# TASK DESCRIPTION:
Pick out and copy every line below that has the word "asistenta".

# RECORDS SHOWN:
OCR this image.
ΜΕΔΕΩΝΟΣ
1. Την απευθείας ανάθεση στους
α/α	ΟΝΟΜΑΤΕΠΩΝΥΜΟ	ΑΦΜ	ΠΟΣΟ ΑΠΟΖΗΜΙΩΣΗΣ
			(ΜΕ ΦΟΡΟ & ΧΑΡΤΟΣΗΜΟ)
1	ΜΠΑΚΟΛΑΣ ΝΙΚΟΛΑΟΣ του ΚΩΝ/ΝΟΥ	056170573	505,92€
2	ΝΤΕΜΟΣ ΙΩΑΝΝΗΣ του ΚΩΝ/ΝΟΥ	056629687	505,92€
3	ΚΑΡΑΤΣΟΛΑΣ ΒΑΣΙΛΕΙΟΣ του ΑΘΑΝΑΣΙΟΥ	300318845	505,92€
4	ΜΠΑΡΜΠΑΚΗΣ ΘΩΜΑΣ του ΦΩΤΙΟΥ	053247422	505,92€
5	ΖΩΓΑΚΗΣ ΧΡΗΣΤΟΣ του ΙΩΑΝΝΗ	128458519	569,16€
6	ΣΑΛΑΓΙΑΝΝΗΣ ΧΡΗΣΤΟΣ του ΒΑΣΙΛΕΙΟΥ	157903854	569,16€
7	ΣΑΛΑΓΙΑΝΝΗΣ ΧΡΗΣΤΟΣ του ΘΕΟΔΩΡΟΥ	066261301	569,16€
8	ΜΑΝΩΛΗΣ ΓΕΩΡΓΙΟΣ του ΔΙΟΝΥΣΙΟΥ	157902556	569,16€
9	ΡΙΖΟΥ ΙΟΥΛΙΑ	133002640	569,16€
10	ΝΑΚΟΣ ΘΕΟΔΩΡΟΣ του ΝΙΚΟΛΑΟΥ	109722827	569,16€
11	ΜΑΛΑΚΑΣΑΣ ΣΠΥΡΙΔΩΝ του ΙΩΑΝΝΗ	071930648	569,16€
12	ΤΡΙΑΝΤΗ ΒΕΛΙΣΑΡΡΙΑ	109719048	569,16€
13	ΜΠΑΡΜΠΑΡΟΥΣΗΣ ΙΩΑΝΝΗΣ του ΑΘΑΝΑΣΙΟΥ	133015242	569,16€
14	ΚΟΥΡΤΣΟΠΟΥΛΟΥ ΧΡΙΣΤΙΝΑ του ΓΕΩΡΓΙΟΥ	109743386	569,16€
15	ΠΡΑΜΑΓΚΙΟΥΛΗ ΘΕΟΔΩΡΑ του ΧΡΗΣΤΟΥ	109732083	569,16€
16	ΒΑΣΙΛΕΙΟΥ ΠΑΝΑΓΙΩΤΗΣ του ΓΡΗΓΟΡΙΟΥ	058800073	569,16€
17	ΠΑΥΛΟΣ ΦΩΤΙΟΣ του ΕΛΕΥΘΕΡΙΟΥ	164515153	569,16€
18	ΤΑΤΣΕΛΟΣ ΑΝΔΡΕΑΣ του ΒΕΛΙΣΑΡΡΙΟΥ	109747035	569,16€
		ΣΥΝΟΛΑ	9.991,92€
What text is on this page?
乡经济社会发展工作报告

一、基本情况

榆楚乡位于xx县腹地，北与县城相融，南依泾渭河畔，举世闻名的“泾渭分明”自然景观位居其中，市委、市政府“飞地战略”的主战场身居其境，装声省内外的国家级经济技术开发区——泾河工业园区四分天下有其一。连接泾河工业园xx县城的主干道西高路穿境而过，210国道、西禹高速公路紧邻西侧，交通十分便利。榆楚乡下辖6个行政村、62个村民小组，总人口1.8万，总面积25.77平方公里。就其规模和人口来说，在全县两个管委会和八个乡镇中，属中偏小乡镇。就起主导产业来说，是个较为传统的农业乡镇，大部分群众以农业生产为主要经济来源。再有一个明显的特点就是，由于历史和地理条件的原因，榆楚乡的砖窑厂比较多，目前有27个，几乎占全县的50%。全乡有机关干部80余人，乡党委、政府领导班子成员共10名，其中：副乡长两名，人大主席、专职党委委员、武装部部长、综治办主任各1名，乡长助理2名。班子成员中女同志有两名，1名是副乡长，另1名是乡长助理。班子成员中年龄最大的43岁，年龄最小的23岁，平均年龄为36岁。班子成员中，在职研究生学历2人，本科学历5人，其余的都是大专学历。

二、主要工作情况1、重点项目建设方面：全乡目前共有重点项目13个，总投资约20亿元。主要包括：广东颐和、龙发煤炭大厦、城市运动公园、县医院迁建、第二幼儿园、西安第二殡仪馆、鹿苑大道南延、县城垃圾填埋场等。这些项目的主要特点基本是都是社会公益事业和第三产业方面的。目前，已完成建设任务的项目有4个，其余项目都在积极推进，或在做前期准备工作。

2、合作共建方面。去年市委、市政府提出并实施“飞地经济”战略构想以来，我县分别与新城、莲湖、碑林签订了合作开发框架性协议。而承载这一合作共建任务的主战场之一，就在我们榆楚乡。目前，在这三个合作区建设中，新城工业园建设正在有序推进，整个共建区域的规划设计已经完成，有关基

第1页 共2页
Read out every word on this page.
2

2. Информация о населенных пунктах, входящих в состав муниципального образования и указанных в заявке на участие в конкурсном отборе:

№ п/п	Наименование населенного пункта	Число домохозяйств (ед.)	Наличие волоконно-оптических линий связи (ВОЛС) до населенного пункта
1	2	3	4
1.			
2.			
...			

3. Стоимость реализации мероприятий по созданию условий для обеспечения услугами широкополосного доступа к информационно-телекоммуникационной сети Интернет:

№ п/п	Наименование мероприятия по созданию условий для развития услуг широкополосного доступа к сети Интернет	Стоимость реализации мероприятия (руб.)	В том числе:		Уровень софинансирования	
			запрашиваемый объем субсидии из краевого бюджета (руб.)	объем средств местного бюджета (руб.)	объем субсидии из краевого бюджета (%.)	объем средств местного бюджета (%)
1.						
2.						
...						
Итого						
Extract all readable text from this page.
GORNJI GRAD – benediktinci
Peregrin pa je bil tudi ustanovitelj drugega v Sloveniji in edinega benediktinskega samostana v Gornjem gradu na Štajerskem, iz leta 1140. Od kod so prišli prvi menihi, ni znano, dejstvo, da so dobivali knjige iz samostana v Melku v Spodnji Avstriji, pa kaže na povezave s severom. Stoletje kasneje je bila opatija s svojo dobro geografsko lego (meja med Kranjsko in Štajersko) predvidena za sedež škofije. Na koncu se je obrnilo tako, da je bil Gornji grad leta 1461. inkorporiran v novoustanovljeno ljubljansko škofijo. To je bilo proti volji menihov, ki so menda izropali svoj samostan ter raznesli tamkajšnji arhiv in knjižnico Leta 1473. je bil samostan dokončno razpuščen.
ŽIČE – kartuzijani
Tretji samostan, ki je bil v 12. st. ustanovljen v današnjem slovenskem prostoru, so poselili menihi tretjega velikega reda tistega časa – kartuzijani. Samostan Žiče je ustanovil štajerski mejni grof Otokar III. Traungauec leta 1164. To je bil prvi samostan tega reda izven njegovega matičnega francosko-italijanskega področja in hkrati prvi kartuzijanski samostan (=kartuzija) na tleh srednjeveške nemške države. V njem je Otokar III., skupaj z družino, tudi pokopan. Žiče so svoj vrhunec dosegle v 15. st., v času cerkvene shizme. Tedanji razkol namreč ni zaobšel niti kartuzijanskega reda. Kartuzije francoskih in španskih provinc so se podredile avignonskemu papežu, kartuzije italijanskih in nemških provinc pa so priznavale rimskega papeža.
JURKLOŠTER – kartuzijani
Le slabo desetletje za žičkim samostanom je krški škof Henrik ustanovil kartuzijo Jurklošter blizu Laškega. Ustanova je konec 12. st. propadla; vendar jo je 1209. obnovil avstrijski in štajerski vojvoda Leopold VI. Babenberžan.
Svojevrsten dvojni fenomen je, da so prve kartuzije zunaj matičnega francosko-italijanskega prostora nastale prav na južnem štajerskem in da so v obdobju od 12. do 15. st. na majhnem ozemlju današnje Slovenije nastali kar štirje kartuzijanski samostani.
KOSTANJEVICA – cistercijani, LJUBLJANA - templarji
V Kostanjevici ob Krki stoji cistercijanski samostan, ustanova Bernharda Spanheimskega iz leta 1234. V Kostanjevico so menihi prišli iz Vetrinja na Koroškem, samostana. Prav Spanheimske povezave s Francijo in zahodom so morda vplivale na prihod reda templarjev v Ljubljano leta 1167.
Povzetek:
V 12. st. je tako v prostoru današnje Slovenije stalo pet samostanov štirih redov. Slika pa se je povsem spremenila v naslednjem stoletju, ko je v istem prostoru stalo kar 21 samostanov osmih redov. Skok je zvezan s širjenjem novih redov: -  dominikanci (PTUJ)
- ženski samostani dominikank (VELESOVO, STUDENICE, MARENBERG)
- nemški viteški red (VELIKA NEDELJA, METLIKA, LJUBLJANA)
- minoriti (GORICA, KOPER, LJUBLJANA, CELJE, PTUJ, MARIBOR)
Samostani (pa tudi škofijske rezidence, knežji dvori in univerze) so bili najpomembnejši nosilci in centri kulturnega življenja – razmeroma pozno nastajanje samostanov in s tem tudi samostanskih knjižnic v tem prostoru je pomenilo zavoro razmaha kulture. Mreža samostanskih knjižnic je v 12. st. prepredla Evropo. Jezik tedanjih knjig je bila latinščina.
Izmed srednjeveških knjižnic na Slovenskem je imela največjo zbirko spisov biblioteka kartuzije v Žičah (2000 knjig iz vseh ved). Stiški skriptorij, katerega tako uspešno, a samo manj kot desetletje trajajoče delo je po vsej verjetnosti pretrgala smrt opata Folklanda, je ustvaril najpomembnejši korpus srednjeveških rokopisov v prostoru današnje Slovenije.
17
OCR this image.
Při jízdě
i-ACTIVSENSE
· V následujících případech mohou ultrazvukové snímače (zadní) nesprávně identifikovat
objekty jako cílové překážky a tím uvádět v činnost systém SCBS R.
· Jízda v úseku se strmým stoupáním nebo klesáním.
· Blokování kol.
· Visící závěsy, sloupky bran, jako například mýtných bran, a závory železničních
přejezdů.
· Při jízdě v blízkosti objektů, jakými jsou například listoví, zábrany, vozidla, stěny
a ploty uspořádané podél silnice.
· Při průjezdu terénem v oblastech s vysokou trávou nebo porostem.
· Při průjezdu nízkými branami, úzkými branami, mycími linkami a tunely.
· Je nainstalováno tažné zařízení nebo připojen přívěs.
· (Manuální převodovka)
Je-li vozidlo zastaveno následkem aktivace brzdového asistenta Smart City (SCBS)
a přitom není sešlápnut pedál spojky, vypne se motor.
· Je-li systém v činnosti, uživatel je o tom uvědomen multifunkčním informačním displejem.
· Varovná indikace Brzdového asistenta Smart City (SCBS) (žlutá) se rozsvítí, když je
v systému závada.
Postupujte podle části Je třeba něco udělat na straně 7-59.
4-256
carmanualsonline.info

# RESULT FOR THIS TASK:
Je-li vozidlo zastaveno následkem aktivace brzdového asistenta Smart City (SCBS)
· Varovná indikace Brzdového asistenta Smart City (SCBS) (žlutá) se rozsvítí, když je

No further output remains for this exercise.